Given request — Using the data below, gather each line that includes the word "glyph".

━━━━━━━━━━━━━━━━━━━━━━━━━━━━━━

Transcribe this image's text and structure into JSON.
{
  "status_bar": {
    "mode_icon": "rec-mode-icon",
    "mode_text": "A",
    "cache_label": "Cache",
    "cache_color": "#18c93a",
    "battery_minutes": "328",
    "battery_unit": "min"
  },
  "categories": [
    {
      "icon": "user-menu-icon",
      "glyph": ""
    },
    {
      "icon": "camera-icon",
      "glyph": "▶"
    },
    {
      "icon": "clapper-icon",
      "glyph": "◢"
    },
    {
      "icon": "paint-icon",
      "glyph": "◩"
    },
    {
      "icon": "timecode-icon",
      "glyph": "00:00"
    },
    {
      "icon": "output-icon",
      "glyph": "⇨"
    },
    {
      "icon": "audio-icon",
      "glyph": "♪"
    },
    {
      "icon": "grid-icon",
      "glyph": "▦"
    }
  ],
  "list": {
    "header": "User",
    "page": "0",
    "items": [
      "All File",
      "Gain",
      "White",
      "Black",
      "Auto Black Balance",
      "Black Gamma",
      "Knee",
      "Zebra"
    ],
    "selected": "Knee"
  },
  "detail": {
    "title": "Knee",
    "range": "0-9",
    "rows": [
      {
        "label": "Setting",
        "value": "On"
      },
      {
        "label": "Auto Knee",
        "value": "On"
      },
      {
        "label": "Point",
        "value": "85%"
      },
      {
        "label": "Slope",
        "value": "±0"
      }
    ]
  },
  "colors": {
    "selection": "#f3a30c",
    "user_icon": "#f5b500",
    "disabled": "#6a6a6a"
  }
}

━━━━━━━━━━━━━━━━━━━━━━━━━━━━━━

Answer to this task —
      "glyph": ""
      "glyph": "▶"
      "glyph": "◢"
      "glyph": "◩"
      "glyph": "00:00"
      "glyph": "⇨"
      "glyph": "♪"
      "glyph": "▦"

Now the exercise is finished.